◆ DATA PROVIDED:
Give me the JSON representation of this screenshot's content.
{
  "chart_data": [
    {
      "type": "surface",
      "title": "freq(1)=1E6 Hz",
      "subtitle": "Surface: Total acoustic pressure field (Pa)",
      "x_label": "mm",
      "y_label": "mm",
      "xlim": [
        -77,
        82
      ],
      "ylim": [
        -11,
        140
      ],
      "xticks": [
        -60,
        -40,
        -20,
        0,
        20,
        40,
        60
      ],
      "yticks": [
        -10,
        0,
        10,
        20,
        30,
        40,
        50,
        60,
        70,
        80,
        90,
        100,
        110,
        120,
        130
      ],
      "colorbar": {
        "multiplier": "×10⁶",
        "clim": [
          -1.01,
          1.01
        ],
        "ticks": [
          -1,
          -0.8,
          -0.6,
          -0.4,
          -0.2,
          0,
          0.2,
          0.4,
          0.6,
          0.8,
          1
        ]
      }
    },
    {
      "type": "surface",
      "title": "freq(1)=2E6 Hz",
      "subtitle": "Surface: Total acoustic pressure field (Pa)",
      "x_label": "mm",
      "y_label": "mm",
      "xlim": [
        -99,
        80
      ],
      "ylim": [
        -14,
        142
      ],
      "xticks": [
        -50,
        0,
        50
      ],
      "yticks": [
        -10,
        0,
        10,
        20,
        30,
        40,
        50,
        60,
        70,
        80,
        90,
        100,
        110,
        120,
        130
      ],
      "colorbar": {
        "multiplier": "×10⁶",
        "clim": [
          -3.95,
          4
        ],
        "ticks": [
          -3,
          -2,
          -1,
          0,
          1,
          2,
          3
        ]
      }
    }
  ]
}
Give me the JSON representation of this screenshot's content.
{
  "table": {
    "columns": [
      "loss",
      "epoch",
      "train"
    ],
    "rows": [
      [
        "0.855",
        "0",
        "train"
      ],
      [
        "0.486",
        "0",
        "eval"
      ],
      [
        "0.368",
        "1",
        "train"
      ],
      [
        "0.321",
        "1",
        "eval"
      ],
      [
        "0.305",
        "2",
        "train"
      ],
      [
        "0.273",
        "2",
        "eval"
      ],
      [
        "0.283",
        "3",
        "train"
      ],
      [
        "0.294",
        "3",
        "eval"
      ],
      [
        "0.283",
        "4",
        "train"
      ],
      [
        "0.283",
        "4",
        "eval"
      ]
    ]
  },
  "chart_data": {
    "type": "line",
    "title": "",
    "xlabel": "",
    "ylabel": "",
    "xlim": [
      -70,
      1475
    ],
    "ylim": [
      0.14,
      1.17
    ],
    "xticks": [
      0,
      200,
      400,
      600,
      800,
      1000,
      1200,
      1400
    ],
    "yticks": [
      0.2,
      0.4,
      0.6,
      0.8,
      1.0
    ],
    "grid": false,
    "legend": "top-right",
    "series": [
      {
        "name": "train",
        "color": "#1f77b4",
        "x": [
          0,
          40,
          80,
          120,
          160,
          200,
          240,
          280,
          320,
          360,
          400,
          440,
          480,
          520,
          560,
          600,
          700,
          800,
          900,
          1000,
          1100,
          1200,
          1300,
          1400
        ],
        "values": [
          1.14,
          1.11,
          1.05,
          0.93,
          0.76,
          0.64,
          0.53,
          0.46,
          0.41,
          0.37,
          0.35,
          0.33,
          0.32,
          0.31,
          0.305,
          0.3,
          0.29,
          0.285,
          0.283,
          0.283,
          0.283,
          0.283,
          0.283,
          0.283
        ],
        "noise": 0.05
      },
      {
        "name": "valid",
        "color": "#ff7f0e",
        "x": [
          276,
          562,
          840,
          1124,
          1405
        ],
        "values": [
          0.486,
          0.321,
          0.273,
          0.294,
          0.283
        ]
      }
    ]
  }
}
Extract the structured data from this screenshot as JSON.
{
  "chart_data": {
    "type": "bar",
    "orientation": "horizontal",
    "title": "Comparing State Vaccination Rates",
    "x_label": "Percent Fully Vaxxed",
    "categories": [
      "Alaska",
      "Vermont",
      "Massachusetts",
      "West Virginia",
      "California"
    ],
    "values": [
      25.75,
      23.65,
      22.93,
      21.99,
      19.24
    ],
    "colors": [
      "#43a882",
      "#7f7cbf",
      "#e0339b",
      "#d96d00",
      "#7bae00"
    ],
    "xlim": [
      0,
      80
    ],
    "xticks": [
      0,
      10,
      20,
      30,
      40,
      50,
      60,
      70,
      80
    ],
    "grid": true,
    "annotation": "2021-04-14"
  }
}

◆ WHAT YOU NEED TO DO:
Write out every entry above, word for word.

◆ FULL ANSWER:
Give me the JSON representation of this screenshot's content.
{
  "chart_data": [
    {
      "type": "surface",
      "title": "freq(1)=1E6 Hz",
      "subtitle": "Surface: Total acoustic pressure field (Pa)",
      "x_label": "mm",
      "y_label": "mm",
      "xlim": [
        -77,
        82
      ],
      "ylim": [
        -11,
        140
      ],
      "xticks": [
        -60,
        -40,
        -20,
        0,
        20,
        40,
        60
      ],
      "yticks": [
        -10,
        0,
        10,
        20,
        30,
        40,
        50,
        60,
        70,
        80,
        90,
        100,
        110,
        120,
        130
      ],
      "colorbar": {
        "multiplier": "×10⁶",
        "clim": [
          -1.01,
          1.01
        ],
        "ticks": [
          -1,
          -0.8,
          -0.6,
          -0.4,
          -0.2,
          0,
          0.2,
          0.4,
          0.6,
          0.8,
          1
        ]
      }
    },
    {
      "type": "surface",
      "title": "freq(1)=2E6 Hz",
      "subtitle": "Surface: Total acoustic pressure field (Pa)",
      "x_label": "mm",
      "y_label": "mm",
      "xlim": [
        -99,
        80
      ],
      "ylim": [
        -14,
        142
      ],
      "xticks": [
        -50,
        0,
        50
      ],
      "yticks": [
        -10,
        0,
        10,
        20,
        30,
        40,
        50,
        60,
        70,
        80,
        90,
        100,
        110,
        120,
        130
      ],
      "colorbar": {
        "multiplier": "×10⁶",
        "clim": [
          -3.95,
          4
        ],
        "ticks": [
          -3,
          -2,
          -1,
          0,
          1,
          2,
          3
        ]
      }
    }
  ]
}
Give me the JSON representation of this screenshot's content.
{
  "table": {
    "columns": [
      "loss",
      "epoch",
      "train"
    ],
    "rows": [
      [
        "0.855",
        "0",
        "train"
      ],
      [
        "0.486",
        "0",
        "eval"
      ],
      [
        "0.368",
        "1",
        "train"
      ],
      [
        "0.321",
        "1",
        "eval"
      ],
      [
        "0.305",
        "2",
        "train"
      ],
      [
        "0.273",
        "2",
        "eval"
      ],
      [
        "0.283",
        "3",
        "train"
      ],
      [
        "0.294",
        "3",
        "eval"
      ],
      [
        "0.283",
        "4",
        "train"
      ],
      [
        "0.283",
        "4",
        "eval"
      ]
    ]
  },
  "chart_data": {
    "type": "line",
    "title": "",
    "xlabel": "",
    "ylabel": "",
    "xlim": [
      -70,
      1475
    ],
    "ylim": [
      0.14,
      1.17
    ],
    "xticks": [
      0,
      200,
      400,
      600,
      800,
      1000,
      1200,
      1400
    ],
    "yticks": [
      0.2,
      0.4,
      0.6,
      0.8,
      1.0
    ],
    "grid": false,
    "legend": "top-right",
    "series": [
      {
        "name": "train",
        "color": "#1f77b4",
        "x": [
          0,
          40,
          80,
          120,
          160,
          200,
          240,
          280,
          320,
          360,
          400,
          440,
          480,
          520,
          560,
          600,
          700,
          800,
          900,
          1000,
          1100,
          1200,
          1300,
          1400
        ],
        "values": [
          1.14,
          1.11,
          1.05,
          0.93,
          0.76,
          0.64,
          0.53,
          0.46,
          0.41,
          0.37,
          0.35,
          0.33,
          0.32,
          0.31,
          0.305,
          0.3,
          0.29,
          0.285,
          0.283,
          0.283,
          0.283,
          0.283,
          0.283,
          0.283
        ],
        "noise": 0.05
      },
      {
        "name": "valid",
        "color": "#ff7f0e",
        "x": [
          276,
          562,
          840,
          1124,
          1405
        ],
        "values": [
          0.486,
          0.321,
          0.273,
          0.294,
          0.283
        ]
      }
    ]
  }
}
Extract the structured data from this screenshot as JSON.
{
  "chart_data": {
    "type": "bar",
    "orientation": "horizontal",
    "title": "Comparing State Vaccination Rates",
    "x_label": "Percent Fully Vaxxed",
    "categories": [
      "Alaska",
      "Vermont",
      "Massachusetts",
      "West Virginia",
      "California"
    ],
    "values": [
      25.75,
      23.65,
      22.93,
      21.99,
      19.24
    ],
    "colors": [
      "#43a882",
      "#7f7cbf",
      "#e0339b",
      "#d96d00",
      "#7bae00"
    ],
    "xlim": [
      0,
      80
    ],
    "xticks": [
      0,
      10,
      20,
      30,
      40,
      50,
      60,
      70,
      80
    ],
    "grid": true,
    "annotation": "2021-04-14"
  }
}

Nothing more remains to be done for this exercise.